▶ **SHORT PROBLEM**: All the data must come back unchanged, except that pictures are left out.

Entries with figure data

»»

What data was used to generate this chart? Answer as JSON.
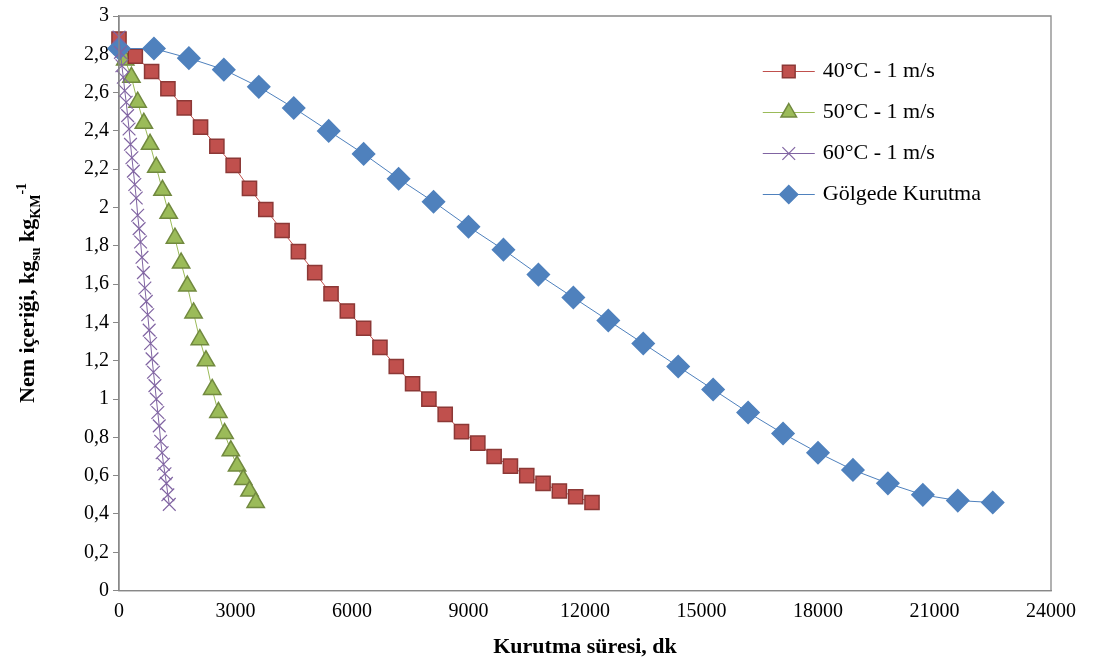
{
  "chart_data": {
    "type": "line",
    "xlabel": "Kurutma süresi, dk",
    "ylabel": "Nem içeriği, kg$_{su}$ kg$_{KM}$$^{-1}$",
    "xlim": [
      0,
      24000
    ],
    "xticks": [
      0,
      3000,
      6000,
      9000,
      12000,
      15000,
      18000,
      21000,
      24000
    ],
    "ylim": [
      0,
      3
    ],
    "yticks": [
      0,
      {
        "value": 0.2,
        "label": "0,2"
      },
      {
        "value": 0.4,
        "label": "0,4"
      },
      {
        "value": 0.6,
        "label": "0,6"
      },
      {
        "value": 0.8,
        "label": "0,8"
      },
      1,
      {
        "value": 1.2,
        "label": "1,2"
      },
      {
        "value": 1.4,
        "label": "1,4"
      },
      {
        "value": 1.6,
        "label": "1,6"
      },
      {
        "value": 1.8,
        "label": "1,8"
      },
      2,
      {
        "value": 2.2,
        "label": "2,2"
      },
      {
        "value": 2.4,
        "label": "2,4"
      },
      {
        "value": 2.6,
        "label": "2,6"
      },
      {
        "value": 2.8,
        "label": "2,8"
      },
      3
    ],
    "grid": false,
    "legend": "top right",
    "line_style": "solid",
    "series": [
      {
        "name": "40°C - 1 m/s",
        "color": "#c0504d",
        "marker": "square",
        "x": [
          0,
          420,
          840,
          1260,
          1680,
          2100,
          2520,
          2940,
          3360,
          3780,
          4200,
          4620,
          5040,
          5460,
          5880,
          6300,
          6720,
          7140,
          7560,
          7980,
          8400,
          8820,
          9240,
          9660,
          10080,
          10500,
          10920,
          11340,
          11760,
          12180
        ],
        "values": [
          2.88,
          2.79,
          2.71,
          2.62,
          2.52,
          2.42,
          2.32,
          2.22,
          2.1,
          1.99,
          1.88,
          1.77,
          1.66,
          1.55,
          1.46,
          1.37,
          1.27,
          1.17,
          1.08,
          1.0,
          0.92,
          0.83,
          0.77,
          0.7,
          0.65,
          0.6,
          0.56,
          0.52,
          0.49,
          0.46
        ]
      },
      {
        "name": "50°C - 1 m/s",
        "color": "#9bbb59",
        "marker": "triangle",
        "x": [
          160,
          320,
          480,
          640,
          800,
          960,
          1120,
          1280,
          1440,
          1600,
          1760,
          1920,
          2080,
          2240,
          2400,
          2560,
          2720,
          2880,
          3040,
          3200,
          3360,
          3520
        ],
        "values": [
          2.77,
          2.68,
          2.55,
          2.44,
          2.33,
          2.21,
          2.09,
          1.97,
          1.84,
          1.71,
          1.59,
          1.45,
          1.31,
          1.2,
          1.05,
          0.93,
          0.82,
          0.73,
          0.65,
          0.58,
          0.52,
          0.46
        ]
      },
      {
        "name": "60°C - 1 m/s",
        "color": "#8064a2",
        "marker": "cross",
        "x": [
          0,
          37,
          74,
          111,
          148,
          185,
          222,
          259,
          296,
          333,
          370,
          407,
          444,
          481,
          518,
          555,
          592,
          629,
          666,
          703,
          740,
          777,
          814,
          851,
          888,
          925,
          962,
          999,
          1036,
          1073,
          1110,
          1147,
          1184,
          1221,
          1258,
          1295
        ],
        "values": [
          2.89,
          2.81,
          2.74,
          2.68,
          2.61,
          2.55,
          2.48,
          2.41,
          2.33,
          2.26,
          2.19,
          2.12,
          2.05,
          1.96,
          1.89,
          1.82,
          1.74,
          1.66,
          1.58,
          1.51,
          1.44,
          1.36,
          1.29,
          1.21,
          1.14,
          1.07,
          1.0,
          0.93,
          0.86,
          0.78,
          0.72,
          0.66,
          0.61,
          0.56,
          0.5,
          0.45
        ]
      },
      {
        "name": "Gölgede Kurutma",
        "color": "#4f81bd",
        "marker": "diamond",
        "x": [
          0,
          900,
          1800,
          2700,
          3600,
          4500,
          5400,
          6300,
          7200,
          8100,
          9000,
          9900,
          10800,
          11700,
          12600,
          13500,
          14400,
          15300,
          16200,
          17100,
          18000,
          18900,
          19800,
          20700,
          21600,
          22500
        ],
        "values": [
          2.83,
          2.83,
          2.78,
          2.72,
          2.63,
          2.52,
          2.4,
          2.28,
          2.15,
          2.03,
          1.9,
          1.78,
          1.65,
          1.53,
          1.41,
          1.29,
          1.17,
          1.05,
          0.93,
          0.82,
          0.72,
          0.63,
          0.56,
          0.5,
          0.47,
          0.46
        ]
      }
    ]
  }
}
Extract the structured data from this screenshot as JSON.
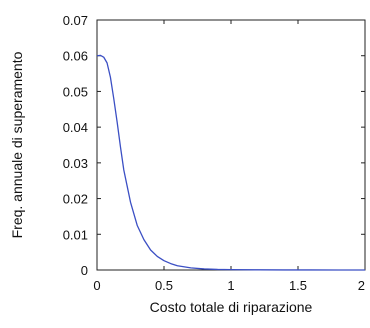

««

▶ **RESULT OF THE EXERCISE**:
What data was used to generate this chart? Answer as JSON.
{
  "chart_data": {
    "type": "line",
    "xlabel": "Kurutma süresi, dk",
    "ylabel": "Nem içeriği, kg$_{su}$ kg$_{KM}$$^{-1}$",
    "xlim": [
      0,
      24000
    ],
    "xticks": [
      0,
      3000,
      6000,
      9000,
      12000,
      15000,
      18000,
      21000,
      24000
    ],
    "ylim": [
      0,
      3
    ],
    "yticks": [
      0,
      {
        "value": 0.2,
        "label": "0,2"
      },
      {
        "value": 0.4,
        "label": "0,4"
      },
      {
        "value": 0.6,
        "label": "0,6"
      },
      {
        "value": 0.8,
        "label": "0,8"
      },
      1,
      {
        "value": 1.2,
        "label": "1,2"
      },
      {
        "value": 1.4,
        "label": "1,4"
      },
      {
        "value": 1.6,
        "label": "1,6"
      },
      {
        "value": 1.8,
        "label": "1,8"
      },
      2,
      {
        "value": 2.2,
        "label": "2,2"
      },
      {
        "value": 2.4,
        "label": "2,4"
      },
      {
        "value": 2.6,
        "label": "2,6"
      },
      {
        "value": 2.8,
        "label": "2,8"
      },
      3
    ],
    "grid": false,
    "legend": "top right",
    "line_style": "solid",
    "series": [
      {
        "name": "40°C - 1 m/s",
        "color": "#c0504d",
        "marker": "square",
        "x": [
          0,
          420,
          840,
          1260,
          1680,
          2100,
          2520,
          2940,
          3360,
          3780,
          4200,
          4620,
          5040,
          5460,
          5880,
          6300,
          6720,
          7140,
          7560,
          7980,
          8400,
          8820,
          9240,
          9660,
          10080,
          10500,
          10920,
          11340,
          11760,
          12180
        ],
        "values": [
          2.88,
          2.79,
          2.71,
          2.62,
          2.52,
          2.42,
          2.32,
          2.22,
          2.1,
          1.99,
          1.88,
          1.77,
          1.66,
          1.55,
          1.46,
          1.37,
          1.27,
          1.17,
          1.08,
          1.0,
          0.92,
          0.83,
          0.77,
          0.7,
          0.65,
          0.6,
          0.56,
          0.52,
          0.49,
          0.46
        ]
      },
      {
        "name": "50°C - 1 m/s",
        "color": "#9bbb59",
        "marker": "triangle",
        "x": [
          160,
          320,
          480,
          640,
          800,
          960,
          1120,
          1280,
          1440,
          1600,
          1760,
          1920,
          2080,
          2240,
          2400,
          2560,
          2720,
          2880,
          3040,
          3200,
          3360,
          3520
        ],
        "values": [
          2.77,
          2.68,
          2.55,
          2.44,
          2.33,
          2.21,
          2.09,
          1.97,
          1.84,
          1.71,
          1.59,
          1.45,
          1.31,
          1.2,
          1.05,
          0.93,
          0.82,
          0.73,
          0.65,
          0.58,
          0.52,
          0.46
        ]
      },
      {
        "name": "60°C - 1 m/s",
        "color": "#8064a2",
        "marker": "cross",
        "x": [
          0,
          37,
          74,
          111,
          148,
          185,
          222,
          259,
          296,
          333,
          370,
          407,
          444,
          481,
          518,
          555,
          592,
          629,
          666,
          703,
          740,
          777,
          814,
          851,
          888,
          925,
          962,
          999,
          1036,
          1073,
          1110,
          1147,
          1184,
          1221,
          1258,
          1295
        ],
        "values": [
          2.89,
          2.81,
          2.74,
          2.68,
          2.61,
          2.55,
          2.48,
          2.41,
          2.33,
          2.26,
          2.19,
          2.12,
          2.05,
          1.96,
          1.89,
          1.82,
          1.74,
          1.66,
          1.58,
          1.51,
          1.44,
          1.36,
          1.29,
          1.21,
          1.14,
          1.07,
          1.0,
          0.93,
          0.86,
          0.78,
          0.72,
          0.66,
          0.61,
          0.56,
          0.5,
          0.45
        ]
      },
      {
        "name": "Gölgede Kurutma",
        "color": "#4f81bd",
        "marker": "diamond",
        "x": [
          0,
          900,
          1800,
          2700,
          3600,
          4500,
          5400,
          6300,
          7200,
          8100,
          9000,
          9900,
          10800,
          11700,
          12600,
          13500,
          14400,
          15300,
          16200,
          17100,
          18000,
          18900,
          19800,
          20700,
          21600,
          22500
        ],
        "values": [
          2.83,
          2.83,
          2.78,
          2.72,
          2.63,
          2.52,
          2.4,
          2.28,
          2.15,
          2.03,
          1.9,
          1.78,
          1.65,
          1.53,
          1.41,
          1.29,
          1.17,
          1.05,
          0.93,
          0.82,
          0.72,
          0.63,
          0.56,
          0.5,
          0.47,
          0.46
        ]
      }
    ]
  }
}
Extract the structured data from this screenshot as JSON.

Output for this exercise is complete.